**Dataset content**:
◆ ◆ ◆ ◆ ◆ ◆ ◆

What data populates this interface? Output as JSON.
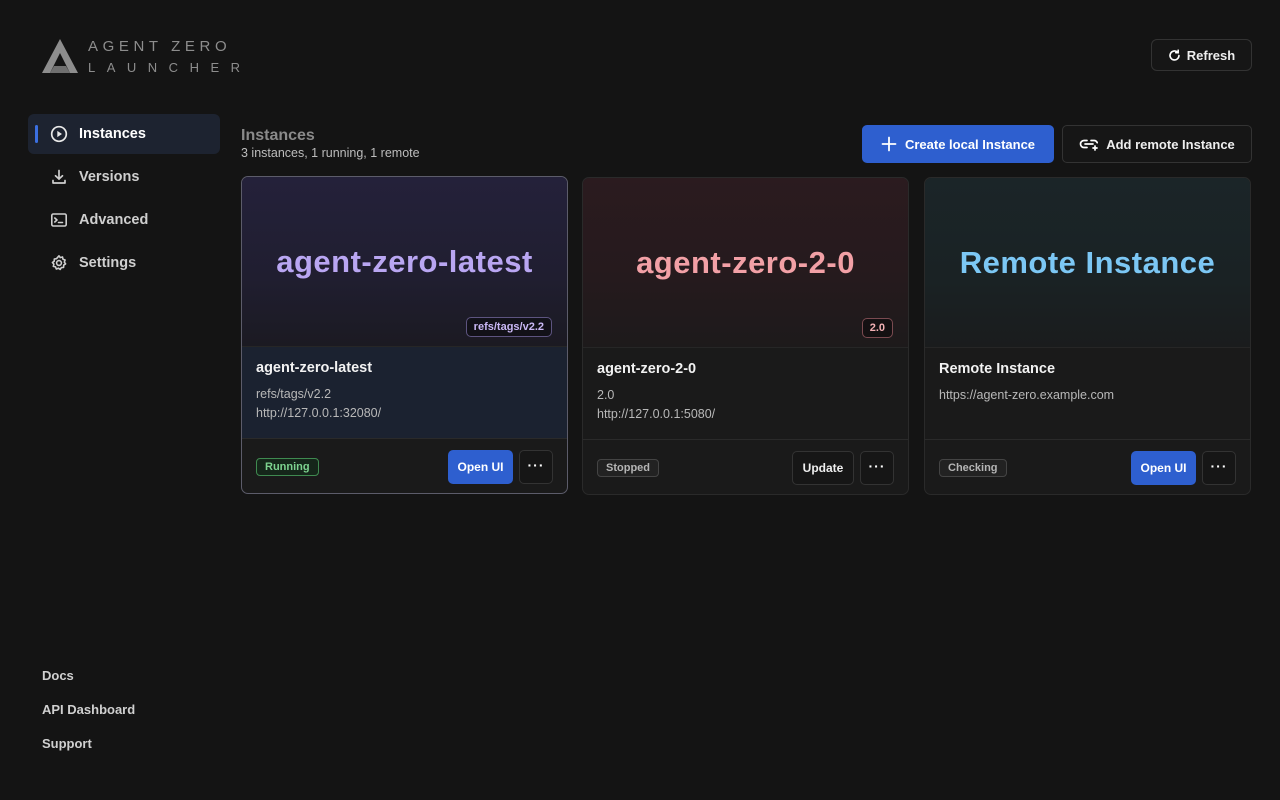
{
  "brand": {
    "line1": "AGENT ZERO",
    "line2": "LAUNCHER"
  },
  "header": {
    "refresh_label": "Refresh"
  },
  "sidebar": {
    "items": [
      {
        "label": "Instances",
        "icon": "play-circle-icon",
        "active": true
      },
      {
        "label": "Versions",
        "icon": "download-icon"
      },
      {
        "label": "Advanced",
        "icon": "terminal-icon"
      },
      {
        "label": "Settings",
        "icon": "gear-icon"
      }
    ],
    "footer": [
      "Docs",
      "API Dashboard",
      "Support"
    ]
  },
  "main": {
    "title": "Instances",
    "subtitle": "3 instances, 1 running, 1 remote",
    "create_label": "Create local Instance",
    "add_remote_label": "Add remote Instance"
  },
  "instances": [
    {
      "hero_title": "agent-zero-latest",
      "tag": "refs/tags/v2.2",
      "name": "agent-zero-latest",
      "version": "refs/tags/v2.2",
      "url": "http://127.0.0.1:32080/",
      "status": "Running",
      "primary_action": "Open UI",
      "more": "···",
      "accent": "#b9a6f2"
    },
    {
      "hero_title": "agent-zero-2-0",
      "tag": "2.0",
      "name": "agent-zero-2-0",
      "version": "2.0",
      "url": "http://127.0.0.1:5080/",
      "status": "Stopped",
      "primary_action": "Update",
      "more": "···",
      "accent": "#f2a0a6"
    },
    {
      "hero_title": "Remote Instance",
      "name": "Remote Instance",
      "url": "https://agent-zero.example.com",
      "status": "Checking",
      "primary_action": "Open UI",
      "more": "···",
      "accent": "#7cc7f4"
    }
  ]
}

◆ ◆ ◆ ◆ ◆ ◆ ◆

From the listing above, copy out each line where the word "icon" appears.

        "icon": "play-circle-icon",
        "icon": "download-icon"
        "icon": "terminal-icon"
        "icon": "gear-icon"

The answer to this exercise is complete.